(begin)
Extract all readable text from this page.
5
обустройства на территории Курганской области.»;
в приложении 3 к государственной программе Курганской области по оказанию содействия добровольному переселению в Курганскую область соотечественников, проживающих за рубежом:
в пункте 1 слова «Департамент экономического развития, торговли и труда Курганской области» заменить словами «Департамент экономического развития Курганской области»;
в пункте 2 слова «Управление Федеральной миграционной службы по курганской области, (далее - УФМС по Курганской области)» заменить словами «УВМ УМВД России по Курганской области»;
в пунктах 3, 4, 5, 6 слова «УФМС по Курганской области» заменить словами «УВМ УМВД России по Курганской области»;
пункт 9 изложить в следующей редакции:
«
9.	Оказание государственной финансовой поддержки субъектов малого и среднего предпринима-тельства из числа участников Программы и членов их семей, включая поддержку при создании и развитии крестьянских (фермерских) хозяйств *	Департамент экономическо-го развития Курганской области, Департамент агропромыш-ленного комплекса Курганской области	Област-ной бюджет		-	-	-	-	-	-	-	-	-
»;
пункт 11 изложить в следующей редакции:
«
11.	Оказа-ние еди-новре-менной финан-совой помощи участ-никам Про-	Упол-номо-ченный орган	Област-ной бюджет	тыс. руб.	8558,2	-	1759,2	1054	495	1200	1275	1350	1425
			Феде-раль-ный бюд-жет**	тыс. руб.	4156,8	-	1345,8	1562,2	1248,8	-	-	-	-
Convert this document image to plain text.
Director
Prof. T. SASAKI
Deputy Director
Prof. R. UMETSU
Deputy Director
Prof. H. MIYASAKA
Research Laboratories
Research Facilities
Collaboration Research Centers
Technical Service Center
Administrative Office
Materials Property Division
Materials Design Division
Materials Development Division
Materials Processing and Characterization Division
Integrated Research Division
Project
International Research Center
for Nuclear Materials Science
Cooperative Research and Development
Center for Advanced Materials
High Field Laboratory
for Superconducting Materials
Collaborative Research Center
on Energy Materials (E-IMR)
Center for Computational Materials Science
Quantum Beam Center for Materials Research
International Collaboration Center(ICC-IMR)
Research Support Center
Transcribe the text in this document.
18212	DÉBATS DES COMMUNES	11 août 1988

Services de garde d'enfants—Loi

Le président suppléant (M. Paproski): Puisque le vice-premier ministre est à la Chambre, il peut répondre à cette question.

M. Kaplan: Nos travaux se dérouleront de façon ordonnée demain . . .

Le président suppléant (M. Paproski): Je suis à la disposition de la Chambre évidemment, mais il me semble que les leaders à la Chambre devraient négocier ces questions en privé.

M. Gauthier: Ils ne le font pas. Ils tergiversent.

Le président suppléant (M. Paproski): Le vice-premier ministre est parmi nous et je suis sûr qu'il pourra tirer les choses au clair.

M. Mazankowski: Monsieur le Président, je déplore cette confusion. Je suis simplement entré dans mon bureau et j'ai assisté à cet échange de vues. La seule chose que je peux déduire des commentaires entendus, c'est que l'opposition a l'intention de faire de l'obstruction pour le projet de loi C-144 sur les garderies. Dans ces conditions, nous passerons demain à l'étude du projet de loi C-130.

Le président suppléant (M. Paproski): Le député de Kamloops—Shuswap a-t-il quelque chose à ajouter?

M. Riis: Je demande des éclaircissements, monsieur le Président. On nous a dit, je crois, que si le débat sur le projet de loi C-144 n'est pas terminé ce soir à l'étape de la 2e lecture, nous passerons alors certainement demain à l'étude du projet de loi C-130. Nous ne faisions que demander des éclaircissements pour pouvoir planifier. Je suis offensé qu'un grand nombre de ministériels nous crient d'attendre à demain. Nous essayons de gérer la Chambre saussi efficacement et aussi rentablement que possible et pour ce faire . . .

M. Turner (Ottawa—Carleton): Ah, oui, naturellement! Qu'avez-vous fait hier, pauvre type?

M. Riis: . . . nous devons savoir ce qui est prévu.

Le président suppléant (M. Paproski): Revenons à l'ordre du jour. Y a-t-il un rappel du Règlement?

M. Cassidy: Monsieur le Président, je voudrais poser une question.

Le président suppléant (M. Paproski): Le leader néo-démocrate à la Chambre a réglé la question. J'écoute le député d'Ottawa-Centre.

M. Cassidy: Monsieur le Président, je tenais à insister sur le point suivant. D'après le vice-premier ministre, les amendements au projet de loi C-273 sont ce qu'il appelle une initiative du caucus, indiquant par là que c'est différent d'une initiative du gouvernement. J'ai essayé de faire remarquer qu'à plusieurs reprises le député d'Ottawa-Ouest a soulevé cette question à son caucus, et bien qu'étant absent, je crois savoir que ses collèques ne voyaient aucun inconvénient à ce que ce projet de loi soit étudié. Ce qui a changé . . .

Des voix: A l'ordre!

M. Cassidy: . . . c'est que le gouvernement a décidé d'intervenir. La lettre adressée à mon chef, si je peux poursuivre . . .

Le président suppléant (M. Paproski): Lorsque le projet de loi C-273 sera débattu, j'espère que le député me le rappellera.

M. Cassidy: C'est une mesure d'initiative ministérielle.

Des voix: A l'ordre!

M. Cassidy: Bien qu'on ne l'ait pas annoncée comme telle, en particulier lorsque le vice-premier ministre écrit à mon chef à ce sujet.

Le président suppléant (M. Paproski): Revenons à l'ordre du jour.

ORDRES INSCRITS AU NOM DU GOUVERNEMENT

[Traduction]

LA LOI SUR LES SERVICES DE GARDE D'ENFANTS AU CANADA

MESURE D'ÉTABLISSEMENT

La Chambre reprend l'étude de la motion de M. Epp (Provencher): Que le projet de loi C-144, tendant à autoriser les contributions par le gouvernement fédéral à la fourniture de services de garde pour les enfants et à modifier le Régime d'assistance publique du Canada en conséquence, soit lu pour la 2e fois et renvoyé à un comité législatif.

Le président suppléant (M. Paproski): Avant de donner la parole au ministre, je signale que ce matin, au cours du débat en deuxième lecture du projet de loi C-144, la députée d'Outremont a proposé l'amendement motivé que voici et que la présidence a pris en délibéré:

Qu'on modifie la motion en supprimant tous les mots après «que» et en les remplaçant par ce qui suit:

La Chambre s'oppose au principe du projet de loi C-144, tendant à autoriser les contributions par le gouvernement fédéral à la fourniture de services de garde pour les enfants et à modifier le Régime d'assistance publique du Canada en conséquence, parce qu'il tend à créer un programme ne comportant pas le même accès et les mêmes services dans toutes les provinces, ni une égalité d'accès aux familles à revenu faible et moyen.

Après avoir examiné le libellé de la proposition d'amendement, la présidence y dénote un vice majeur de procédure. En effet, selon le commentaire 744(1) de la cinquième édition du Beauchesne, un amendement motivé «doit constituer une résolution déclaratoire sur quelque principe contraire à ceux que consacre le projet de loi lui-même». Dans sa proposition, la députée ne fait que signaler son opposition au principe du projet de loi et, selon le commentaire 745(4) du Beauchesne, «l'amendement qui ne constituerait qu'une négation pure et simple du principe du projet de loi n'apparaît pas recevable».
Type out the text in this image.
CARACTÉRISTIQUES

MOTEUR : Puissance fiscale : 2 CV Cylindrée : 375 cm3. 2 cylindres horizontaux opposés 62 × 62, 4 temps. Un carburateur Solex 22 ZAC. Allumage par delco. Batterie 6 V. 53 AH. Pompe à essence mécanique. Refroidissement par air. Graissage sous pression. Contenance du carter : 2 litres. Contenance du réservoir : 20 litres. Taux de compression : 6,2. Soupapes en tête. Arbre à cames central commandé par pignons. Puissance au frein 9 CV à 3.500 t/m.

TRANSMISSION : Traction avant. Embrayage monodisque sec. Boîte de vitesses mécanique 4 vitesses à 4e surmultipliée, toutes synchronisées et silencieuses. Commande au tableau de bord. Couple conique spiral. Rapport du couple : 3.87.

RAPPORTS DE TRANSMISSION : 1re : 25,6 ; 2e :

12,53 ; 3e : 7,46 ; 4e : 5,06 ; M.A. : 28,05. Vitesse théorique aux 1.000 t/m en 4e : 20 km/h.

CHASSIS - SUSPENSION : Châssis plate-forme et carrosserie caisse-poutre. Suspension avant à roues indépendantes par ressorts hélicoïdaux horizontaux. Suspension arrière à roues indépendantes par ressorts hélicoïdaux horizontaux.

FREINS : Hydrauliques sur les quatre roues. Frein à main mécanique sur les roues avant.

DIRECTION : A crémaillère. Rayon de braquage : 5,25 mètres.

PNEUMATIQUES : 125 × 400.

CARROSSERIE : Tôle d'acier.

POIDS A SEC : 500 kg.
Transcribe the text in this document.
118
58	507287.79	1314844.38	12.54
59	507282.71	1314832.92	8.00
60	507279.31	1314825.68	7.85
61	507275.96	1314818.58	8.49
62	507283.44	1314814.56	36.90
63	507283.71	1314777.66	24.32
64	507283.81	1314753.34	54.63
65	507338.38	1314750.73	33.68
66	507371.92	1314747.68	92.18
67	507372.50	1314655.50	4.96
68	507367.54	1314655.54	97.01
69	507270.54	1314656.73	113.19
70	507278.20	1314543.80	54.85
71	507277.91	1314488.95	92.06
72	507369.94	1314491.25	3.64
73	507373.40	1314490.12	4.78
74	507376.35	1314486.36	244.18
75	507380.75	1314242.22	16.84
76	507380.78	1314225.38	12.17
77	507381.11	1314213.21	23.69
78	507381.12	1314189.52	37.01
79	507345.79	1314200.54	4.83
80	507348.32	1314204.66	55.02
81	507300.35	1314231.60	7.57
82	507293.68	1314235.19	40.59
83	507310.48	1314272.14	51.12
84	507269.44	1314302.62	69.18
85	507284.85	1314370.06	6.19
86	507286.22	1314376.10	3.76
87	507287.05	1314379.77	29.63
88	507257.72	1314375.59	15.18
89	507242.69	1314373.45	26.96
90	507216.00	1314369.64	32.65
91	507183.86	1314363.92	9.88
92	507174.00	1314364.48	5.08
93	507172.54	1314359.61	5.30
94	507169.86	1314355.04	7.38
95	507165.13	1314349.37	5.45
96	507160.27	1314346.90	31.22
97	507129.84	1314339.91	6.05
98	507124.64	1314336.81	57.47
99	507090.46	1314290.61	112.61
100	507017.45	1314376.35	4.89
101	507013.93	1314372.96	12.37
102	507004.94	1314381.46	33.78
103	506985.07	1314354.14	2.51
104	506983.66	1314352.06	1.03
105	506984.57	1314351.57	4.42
(end)
Reply with the number of lines in the data that include the string "image" and nothing else.

Response to this exercise.
2